- _Material supplied_
=-=-=

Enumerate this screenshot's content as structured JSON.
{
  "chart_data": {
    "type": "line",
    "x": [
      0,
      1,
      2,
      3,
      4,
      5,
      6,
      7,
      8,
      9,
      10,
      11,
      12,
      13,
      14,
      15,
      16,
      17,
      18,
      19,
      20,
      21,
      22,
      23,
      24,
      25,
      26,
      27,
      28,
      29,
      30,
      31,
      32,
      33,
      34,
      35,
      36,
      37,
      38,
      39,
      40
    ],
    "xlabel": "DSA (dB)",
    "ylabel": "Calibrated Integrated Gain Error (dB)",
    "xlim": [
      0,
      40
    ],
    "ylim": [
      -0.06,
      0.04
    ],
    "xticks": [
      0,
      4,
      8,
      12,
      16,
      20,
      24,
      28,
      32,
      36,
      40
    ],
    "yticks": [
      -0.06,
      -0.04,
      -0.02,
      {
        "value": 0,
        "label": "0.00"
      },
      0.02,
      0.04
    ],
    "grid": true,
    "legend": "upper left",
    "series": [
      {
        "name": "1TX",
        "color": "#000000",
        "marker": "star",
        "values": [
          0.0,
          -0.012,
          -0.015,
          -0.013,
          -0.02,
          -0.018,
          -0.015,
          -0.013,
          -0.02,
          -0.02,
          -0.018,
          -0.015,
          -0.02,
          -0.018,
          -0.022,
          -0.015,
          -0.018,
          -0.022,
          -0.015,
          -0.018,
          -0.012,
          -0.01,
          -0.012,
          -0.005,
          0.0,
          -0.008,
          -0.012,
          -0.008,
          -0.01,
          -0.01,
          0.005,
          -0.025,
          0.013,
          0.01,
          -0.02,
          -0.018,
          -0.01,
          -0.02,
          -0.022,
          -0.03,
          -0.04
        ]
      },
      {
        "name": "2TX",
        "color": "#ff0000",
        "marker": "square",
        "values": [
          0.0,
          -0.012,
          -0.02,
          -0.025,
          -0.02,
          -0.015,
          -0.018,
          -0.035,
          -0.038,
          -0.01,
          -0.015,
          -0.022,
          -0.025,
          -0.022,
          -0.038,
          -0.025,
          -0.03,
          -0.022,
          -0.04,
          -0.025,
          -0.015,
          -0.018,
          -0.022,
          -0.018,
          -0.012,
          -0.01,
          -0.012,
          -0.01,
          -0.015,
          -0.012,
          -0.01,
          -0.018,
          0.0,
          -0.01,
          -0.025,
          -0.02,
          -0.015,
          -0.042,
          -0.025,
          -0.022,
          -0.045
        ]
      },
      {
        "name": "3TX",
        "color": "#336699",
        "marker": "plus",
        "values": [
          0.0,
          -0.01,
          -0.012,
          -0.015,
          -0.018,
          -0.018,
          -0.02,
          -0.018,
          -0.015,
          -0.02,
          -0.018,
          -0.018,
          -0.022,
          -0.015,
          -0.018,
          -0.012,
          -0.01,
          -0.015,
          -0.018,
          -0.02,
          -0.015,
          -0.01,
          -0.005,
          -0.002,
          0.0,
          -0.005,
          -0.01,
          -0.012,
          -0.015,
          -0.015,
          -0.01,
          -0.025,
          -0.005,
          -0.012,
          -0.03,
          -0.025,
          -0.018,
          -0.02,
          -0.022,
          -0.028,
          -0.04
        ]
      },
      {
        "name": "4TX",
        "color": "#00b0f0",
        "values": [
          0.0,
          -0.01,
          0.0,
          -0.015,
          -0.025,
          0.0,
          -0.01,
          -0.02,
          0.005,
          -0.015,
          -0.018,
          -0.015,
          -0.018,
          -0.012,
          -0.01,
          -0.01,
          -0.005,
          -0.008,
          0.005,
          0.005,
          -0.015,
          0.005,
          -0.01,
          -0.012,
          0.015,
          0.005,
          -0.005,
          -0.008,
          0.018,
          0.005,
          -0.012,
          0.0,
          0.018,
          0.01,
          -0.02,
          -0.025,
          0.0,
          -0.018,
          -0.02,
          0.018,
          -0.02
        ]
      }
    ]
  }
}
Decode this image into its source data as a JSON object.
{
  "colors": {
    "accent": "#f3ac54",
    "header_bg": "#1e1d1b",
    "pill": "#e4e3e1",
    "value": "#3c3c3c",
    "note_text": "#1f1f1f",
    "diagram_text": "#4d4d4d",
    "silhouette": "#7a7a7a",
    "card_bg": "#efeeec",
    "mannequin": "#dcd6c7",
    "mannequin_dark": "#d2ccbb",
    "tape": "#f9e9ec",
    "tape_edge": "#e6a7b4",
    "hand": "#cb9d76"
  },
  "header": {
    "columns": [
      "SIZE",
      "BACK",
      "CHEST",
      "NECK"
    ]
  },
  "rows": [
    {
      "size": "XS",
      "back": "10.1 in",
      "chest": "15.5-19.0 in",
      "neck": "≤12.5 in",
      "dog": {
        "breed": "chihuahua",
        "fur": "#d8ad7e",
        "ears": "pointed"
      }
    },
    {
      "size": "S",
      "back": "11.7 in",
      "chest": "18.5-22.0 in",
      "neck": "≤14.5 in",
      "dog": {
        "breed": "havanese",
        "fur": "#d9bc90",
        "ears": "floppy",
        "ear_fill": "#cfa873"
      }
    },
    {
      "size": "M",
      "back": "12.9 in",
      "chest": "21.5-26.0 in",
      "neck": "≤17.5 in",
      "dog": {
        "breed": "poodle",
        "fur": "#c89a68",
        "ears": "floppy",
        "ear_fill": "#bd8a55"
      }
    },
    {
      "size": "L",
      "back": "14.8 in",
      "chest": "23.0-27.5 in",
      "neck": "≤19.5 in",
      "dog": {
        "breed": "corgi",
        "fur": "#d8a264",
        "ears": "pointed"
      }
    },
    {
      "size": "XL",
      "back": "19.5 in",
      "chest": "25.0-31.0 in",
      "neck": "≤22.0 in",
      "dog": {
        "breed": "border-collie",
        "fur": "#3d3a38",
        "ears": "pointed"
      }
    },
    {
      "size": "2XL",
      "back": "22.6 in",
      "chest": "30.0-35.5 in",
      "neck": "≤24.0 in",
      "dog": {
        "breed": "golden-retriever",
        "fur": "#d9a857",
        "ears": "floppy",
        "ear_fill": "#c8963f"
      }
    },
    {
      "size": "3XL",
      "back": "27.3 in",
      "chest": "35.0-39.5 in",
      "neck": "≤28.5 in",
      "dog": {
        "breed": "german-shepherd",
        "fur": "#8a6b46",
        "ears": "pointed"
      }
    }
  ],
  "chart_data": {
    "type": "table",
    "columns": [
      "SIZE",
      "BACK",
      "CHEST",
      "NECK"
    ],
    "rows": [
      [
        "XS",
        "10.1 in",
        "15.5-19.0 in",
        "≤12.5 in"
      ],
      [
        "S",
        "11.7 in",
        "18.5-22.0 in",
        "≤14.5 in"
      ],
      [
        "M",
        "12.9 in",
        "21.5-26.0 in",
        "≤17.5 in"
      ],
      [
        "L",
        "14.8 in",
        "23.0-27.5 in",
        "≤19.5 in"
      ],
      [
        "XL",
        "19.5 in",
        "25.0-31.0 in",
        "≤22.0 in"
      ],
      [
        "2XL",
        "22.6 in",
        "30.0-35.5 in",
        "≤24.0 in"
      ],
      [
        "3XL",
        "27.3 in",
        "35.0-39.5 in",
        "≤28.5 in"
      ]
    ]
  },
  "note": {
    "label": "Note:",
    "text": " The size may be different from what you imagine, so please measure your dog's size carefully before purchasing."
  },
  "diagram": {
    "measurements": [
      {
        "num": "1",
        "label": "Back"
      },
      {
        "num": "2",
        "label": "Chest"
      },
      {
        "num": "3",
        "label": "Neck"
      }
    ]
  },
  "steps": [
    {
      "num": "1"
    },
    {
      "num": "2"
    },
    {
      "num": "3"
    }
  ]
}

=-=-=

- _What the task requires_
Pull every line containing "JSON" from the data.

- _Written solution_
Enumerate this screenshot's content as structured JSON.
Decode this image into its source data as a JSON object.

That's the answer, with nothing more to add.